-- START --
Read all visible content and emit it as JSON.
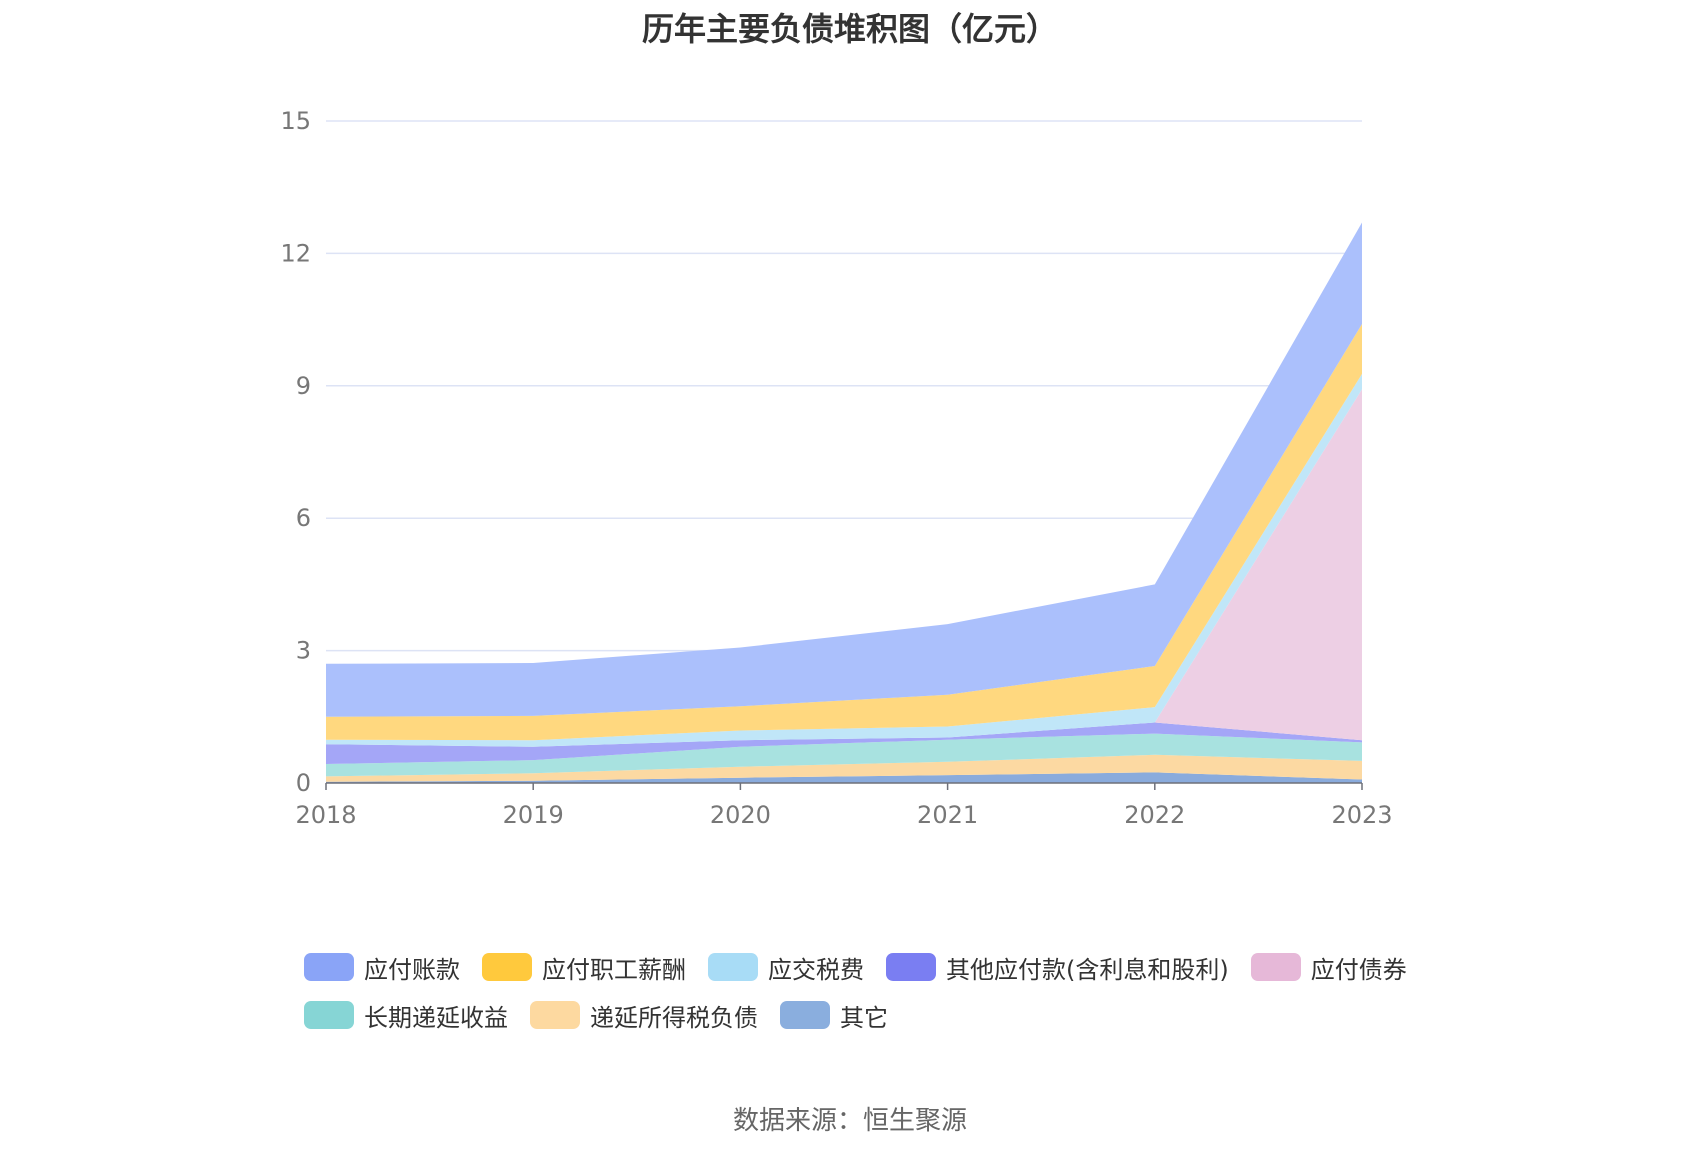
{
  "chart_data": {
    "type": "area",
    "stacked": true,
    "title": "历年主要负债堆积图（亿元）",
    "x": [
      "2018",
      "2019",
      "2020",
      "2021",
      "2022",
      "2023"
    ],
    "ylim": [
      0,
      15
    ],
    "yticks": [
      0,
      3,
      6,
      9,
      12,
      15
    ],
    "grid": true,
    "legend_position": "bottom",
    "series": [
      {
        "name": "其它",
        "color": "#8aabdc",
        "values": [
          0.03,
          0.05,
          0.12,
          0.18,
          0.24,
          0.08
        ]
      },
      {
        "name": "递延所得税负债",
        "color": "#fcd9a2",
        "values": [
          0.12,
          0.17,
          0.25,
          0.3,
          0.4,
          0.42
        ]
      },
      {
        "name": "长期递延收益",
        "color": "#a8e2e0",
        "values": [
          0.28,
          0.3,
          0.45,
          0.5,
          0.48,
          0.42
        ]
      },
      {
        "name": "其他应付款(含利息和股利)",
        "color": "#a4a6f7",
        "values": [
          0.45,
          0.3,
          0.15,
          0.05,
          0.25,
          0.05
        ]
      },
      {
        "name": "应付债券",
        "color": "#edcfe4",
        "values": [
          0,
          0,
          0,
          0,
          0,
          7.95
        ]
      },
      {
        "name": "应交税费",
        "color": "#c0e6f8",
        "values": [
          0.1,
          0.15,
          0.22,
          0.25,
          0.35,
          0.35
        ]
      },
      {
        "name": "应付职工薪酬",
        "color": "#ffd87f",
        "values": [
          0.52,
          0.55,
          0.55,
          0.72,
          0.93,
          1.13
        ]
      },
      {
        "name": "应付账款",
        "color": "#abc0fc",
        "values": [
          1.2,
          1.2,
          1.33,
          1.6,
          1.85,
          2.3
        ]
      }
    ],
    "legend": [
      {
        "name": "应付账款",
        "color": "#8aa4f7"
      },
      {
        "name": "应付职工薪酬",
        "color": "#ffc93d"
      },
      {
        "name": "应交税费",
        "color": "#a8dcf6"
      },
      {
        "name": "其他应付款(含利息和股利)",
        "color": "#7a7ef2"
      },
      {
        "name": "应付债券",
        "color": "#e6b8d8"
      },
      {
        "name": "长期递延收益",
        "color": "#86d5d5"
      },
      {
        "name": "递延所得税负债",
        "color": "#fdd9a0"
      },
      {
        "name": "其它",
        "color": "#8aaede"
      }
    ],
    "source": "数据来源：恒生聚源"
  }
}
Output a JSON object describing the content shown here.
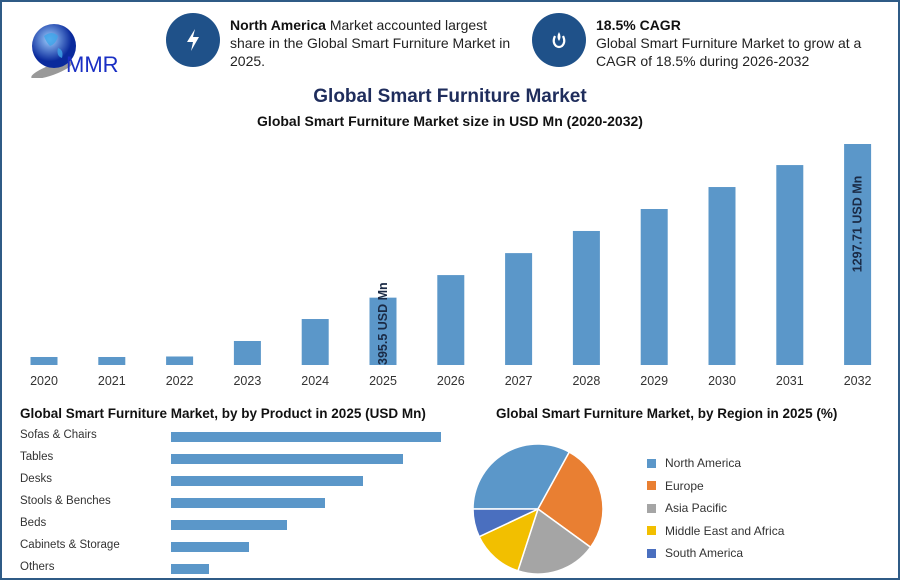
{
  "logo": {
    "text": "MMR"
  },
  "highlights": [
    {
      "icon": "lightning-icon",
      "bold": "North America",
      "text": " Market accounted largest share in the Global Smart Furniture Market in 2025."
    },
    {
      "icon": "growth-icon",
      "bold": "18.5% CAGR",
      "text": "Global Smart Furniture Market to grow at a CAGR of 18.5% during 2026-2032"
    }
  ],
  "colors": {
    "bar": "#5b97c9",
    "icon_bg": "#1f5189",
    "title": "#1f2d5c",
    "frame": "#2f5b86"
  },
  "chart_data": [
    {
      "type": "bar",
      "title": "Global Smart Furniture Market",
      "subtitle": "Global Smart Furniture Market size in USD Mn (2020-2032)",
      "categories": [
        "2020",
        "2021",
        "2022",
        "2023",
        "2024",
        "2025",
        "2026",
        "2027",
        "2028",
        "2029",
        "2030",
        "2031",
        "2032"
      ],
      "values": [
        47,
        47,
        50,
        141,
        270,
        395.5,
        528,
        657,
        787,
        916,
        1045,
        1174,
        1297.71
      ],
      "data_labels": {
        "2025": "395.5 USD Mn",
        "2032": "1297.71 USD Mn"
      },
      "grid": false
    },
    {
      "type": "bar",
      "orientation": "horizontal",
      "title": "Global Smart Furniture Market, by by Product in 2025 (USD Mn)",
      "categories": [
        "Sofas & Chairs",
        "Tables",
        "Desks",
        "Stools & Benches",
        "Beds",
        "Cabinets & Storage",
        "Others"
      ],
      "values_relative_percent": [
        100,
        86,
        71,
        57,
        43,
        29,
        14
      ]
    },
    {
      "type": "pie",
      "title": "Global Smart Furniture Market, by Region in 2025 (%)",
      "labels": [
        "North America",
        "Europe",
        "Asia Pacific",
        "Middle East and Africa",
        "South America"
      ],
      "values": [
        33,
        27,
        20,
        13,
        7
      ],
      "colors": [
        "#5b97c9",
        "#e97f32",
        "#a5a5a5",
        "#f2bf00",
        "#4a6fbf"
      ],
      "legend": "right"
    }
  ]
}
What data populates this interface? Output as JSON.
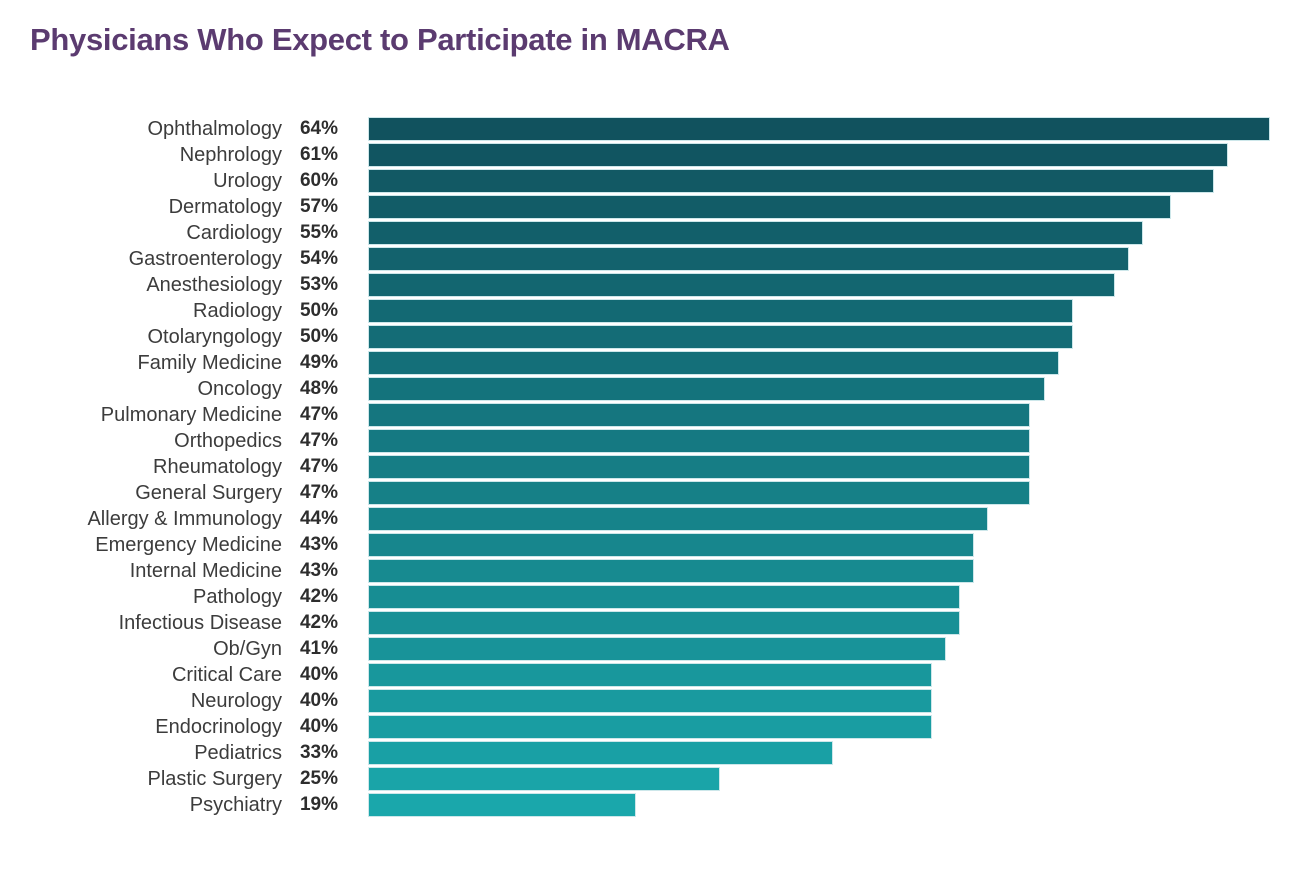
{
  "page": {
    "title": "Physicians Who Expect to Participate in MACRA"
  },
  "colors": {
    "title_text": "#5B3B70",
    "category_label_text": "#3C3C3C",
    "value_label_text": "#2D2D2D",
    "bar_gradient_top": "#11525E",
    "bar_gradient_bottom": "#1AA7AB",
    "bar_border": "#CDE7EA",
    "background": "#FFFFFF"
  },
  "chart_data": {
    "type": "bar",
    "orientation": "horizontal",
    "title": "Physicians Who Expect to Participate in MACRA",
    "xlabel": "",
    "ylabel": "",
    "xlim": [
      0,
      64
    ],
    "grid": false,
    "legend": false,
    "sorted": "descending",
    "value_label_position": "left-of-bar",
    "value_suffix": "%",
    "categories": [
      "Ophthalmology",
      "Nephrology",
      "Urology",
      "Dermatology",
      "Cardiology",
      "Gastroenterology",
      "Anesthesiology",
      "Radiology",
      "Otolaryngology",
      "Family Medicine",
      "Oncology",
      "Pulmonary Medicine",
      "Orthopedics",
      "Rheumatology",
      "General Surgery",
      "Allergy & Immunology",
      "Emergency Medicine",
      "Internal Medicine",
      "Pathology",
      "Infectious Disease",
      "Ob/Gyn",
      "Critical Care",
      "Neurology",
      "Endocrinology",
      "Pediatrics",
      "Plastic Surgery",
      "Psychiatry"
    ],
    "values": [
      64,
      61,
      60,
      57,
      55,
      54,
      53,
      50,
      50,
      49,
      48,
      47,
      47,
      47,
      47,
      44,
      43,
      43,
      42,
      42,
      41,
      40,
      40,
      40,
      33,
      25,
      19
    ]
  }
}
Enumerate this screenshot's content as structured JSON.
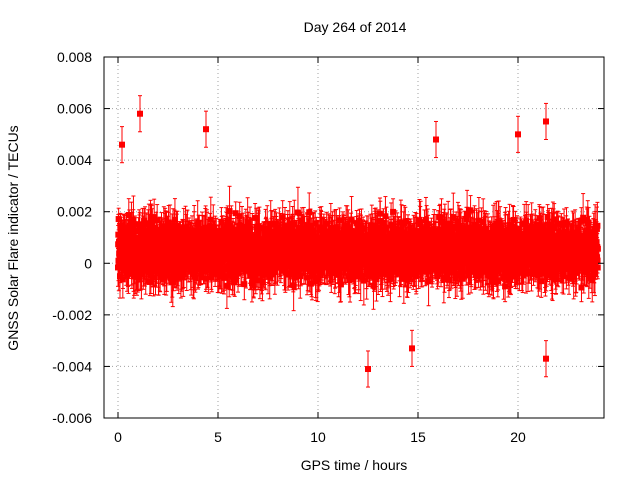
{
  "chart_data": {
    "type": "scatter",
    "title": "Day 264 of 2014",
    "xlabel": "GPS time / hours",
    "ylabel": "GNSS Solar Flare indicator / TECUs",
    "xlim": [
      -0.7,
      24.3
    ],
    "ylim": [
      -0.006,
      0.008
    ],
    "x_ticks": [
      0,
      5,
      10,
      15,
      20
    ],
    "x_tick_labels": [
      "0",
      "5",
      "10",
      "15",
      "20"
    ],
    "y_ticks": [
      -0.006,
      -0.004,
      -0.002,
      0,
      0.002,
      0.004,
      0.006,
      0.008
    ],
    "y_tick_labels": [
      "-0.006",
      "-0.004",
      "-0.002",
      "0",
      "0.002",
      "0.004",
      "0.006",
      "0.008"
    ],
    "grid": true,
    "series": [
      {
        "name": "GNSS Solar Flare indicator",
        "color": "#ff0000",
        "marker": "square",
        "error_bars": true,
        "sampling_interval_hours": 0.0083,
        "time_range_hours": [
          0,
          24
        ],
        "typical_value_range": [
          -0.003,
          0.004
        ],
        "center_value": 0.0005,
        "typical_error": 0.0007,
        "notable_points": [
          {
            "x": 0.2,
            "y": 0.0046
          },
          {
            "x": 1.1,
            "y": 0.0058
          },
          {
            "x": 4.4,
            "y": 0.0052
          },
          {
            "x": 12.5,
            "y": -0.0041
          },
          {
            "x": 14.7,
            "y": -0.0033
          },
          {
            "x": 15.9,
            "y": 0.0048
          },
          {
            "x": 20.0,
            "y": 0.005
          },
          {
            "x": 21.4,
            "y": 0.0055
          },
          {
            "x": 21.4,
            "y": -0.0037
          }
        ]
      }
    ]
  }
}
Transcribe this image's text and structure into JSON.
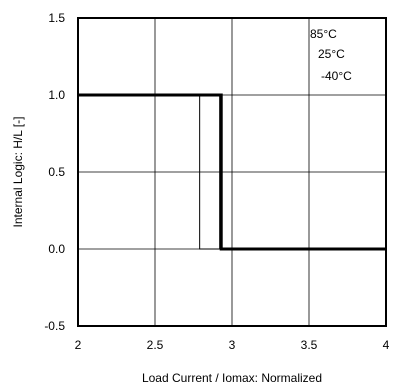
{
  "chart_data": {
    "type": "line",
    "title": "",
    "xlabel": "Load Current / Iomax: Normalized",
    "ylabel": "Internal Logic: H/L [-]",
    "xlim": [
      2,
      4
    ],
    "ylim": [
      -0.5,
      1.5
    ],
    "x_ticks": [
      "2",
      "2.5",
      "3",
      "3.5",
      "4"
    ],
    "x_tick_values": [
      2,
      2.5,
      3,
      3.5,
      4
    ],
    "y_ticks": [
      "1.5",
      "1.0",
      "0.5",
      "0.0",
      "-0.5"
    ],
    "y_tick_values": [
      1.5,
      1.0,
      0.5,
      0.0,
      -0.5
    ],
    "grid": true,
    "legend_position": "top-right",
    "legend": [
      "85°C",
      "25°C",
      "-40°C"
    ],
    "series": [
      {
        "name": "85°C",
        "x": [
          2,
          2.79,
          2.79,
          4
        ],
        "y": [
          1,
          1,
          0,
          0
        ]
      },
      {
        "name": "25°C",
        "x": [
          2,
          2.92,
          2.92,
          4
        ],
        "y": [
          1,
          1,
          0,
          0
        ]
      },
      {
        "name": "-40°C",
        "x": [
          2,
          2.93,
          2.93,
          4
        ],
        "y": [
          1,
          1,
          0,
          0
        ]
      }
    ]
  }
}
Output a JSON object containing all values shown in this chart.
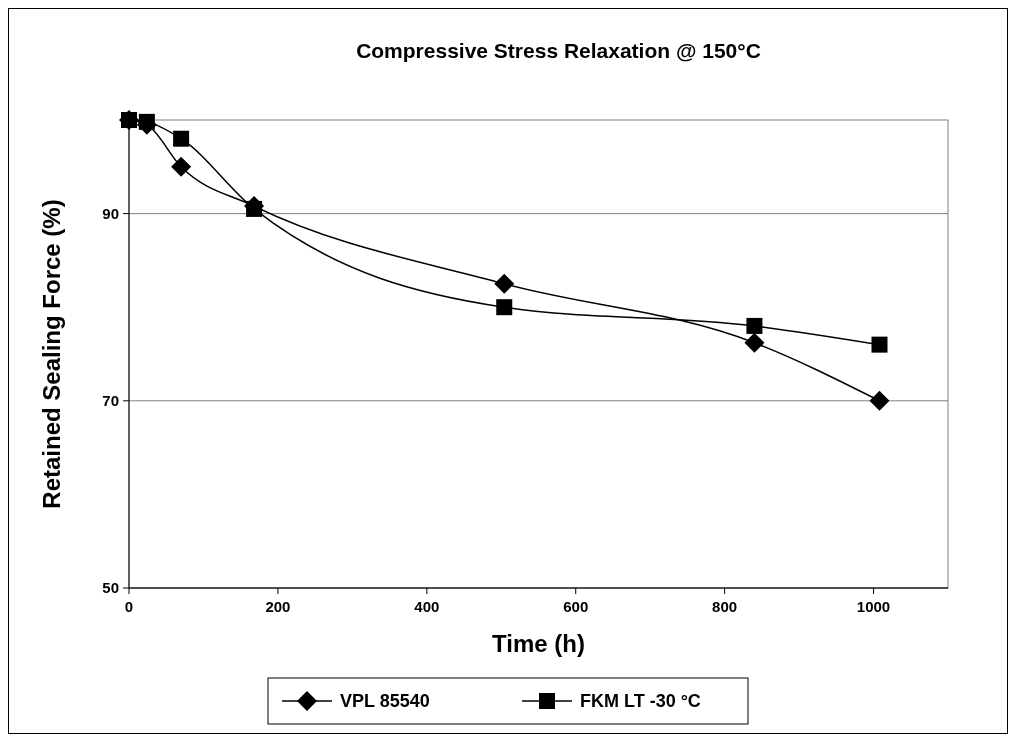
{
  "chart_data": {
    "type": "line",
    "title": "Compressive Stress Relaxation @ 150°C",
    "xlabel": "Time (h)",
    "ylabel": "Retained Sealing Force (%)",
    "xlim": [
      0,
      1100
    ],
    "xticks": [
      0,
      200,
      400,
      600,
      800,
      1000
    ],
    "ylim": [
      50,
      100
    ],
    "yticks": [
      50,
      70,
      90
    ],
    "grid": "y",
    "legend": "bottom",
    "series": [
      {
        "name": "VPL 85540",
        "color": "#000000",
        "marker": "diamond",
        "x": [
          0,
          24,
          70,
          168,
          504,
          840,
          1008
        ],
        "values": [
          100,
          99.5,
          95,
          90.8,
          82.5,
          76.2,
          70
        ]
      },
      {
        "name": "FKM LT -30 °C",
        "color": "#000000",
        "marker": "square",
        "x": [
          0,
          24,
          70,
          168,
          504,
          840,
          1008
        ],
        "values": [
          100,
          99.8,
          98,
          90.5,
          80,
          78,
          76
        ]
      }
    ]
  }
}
-- END --
**Task:**
Count every line in the preceding entries where the string "Smart" appears, then state only the total.

**Answer to the task:**
6